» Stated exercise: Gather up every line from the entries below that uses the word "dsum".

» Extracted records:

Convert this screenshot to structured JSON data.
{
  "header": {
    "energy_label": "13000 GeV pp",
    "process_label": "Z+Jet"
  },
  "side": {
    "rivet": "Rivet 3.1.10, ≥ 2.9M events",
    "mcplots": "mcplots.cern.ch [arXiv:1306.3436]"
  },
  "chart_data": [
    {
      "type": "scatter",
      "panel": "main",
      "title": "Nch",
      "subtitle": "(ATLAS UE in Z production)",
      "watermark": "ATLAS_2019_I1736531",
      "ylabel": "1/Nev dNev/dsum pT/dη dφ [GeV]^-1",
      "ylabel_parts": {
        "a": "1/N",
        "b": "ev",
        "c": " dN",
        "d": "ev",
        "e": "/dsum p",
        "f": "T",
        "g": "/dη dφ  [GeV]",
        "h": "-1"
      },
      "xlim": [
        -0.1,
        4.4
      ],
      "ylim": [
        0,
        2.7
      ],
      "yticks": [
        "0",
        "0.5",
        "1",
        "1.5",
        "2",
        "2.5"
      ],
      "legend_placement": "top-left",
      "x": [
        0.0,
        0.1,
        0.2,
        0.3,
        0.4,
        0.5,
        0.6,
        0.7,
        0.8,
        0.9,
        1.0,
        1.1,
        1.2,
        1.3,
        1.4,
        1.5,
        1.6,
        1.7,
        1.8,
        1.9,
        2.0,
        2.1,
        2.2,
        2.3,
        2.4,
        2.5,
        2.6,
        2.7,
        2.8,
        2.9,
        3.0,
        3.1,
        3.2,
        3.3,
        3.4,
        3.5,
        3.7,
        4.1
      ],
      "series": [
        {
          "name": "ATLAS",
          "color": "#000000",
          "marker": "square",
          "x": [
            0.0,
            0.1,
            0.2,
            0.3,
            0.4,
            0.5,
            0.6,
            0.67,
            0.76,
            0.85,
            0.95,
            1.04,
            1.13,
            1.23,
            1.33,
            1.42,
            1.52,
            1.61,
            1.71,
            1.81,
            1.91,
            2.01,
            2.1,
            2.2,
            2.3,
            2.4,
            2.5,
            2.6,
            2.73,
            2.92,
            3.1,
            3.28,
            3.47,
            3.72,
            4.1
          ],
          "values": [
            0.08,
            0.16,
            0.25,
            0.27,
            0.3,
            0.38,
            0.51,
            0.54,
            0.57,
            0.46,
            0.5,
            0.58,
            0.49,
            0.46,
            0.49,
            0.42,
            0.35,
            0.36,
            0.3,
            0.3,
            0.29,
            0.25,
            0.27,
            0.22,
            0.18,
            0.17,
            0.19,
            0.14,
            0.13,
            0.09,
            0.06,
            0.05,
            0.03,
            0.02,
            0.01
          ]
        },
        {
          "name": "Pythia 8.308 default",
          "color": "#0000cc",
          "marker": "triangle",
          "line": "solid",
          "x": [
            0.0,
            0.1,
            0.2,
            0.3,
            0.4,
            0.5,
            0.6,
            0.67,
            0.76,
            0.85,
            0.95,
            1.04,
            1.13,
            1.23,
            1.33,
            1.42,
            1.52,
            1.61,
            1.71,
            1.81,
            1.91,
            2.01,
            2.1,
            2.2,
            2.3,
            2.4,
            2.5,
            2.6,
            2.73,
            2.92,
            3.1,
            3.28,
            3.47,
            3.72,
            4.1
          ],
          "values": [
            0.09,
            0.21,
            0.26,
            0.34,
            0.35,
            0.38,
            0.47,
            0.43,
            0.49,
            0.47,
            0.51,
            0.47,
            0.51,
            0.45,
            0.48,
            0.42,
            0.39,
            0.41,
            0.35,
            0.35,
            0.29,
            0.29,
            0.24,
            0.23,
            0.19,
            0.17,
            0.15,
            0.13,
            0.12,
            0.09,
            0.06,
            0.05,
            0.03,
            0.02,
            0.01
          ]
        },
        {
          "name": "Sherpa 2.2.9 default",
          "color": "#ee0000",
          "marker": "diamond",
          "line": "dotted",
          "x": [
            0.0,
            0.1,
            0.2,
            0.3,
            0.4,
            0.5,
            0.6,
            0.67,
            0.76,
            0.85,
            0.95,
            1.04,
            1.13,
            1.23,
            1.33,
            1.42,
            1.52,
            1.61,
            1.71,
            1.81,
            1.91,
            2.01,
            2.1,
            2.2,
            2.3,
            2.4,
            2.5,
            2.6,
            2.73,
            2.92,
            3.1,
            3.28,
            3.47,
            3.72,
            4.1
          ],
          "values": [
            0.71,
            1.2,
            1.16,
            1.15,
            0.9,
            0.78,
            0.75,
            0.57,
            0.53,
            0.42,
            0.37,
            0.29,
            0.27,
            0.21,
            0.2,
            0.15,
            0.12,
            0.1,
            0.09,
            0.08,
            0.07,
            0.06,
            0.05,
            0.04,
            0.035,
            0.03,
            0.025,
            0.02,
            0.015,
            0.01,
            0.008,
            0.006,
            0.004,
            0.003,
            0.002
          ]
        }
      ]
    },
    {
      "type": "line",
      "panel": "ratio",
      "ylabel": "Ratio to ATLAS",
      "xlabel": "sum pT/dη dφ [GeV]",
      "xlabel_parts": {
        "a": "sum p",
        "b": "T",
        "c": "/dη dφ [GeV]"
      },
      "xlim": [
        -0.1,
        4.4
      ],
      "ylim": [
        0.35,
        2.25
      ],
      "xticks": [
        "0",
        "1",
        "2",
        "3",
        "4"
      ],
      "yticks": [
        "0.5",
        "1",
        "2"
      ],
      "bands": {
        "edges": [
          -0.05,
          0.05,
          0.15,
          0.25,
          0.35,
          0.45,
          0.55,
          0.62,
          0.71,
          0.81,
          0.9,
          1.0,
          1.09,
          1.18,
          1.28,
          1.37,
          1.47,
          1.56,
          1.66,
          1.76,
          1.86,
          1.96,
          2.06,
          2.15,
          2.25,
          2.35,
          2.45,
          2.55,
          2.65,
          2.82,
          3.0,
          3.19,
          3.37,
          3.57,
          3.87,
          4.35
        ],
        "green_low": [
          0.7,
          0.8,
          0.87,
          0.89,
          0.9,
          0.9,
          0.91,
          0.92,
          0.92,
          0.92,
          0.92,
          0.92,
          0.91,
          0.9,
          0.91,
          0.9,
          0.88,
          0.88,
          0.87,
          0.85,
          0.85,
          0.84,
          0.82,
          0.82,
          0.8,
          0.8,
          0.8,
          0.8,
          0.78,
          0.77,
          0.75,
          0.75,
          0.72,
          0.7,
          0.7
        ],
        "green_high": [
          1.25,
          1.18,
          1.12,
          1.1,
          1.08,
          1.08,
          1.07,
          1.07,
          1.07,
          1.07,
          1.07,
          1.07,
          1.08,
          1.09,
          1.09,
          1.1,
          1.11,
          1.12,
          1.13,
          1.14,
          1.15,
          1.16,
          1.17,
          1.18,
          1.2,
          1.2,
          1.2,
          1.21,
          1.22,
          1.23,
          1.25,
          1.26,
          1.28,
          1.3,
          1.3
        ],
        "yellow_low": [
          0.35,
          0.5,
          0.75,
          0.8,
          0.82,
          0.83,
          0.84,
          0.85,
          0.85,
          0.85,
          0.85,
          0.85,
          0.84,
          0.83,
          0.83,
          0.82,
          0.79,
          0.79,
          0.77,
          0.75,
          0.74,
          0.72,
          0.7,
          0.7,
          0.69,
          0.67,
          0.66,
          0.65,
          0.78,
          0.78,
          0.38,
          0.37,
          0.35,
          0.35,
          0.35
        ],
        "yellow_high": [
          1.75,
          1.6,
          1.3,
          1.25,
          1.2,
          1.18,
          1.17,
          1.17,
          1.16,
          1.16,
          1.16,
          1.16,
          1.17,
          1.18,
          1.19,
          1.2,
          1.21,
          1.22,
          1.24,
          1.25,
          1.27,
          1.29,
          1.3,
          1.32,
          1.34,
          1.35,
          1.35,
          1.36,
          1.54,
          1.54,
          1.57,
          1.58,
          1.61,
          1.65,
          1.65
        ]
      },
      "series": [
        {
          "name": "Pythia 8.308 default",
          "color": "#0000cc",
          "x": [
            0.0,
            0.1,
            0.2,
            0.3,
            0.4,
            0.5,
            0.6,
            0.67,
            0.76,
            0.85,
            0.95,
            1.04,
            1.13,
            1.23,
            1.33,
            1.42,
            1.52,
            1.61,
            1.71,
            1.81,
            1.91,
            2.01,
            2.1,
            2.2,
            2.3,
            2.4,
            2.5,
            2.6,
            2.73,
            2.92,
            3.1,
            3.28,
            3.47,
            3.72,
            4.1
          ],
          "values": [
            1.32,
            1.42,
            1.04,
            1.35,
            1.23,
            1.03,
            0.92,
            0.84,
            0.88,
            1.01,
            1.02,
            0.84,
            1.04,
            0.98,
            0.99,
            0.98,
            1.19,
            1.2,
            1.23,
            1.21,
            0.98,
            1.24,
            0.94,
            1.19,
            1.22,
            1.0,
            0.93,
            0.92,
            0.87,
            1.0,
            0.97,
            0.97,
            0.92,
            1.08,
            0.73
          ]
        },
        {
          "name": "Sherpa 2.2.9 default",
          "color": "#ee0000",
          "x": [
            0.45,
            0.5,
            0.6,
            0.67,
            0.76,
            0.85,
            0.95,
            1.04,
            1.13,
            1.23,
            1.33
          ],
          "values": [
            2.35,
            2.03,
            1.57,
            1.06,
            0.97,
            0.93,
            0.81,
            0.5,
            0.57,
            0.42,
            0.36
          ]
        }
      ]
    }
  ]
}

» Exercise answer:
      "ylabel": "1/Nev dNev/dsum pT/dη dφ [GeV]^-1",
        "e": "/dsum p",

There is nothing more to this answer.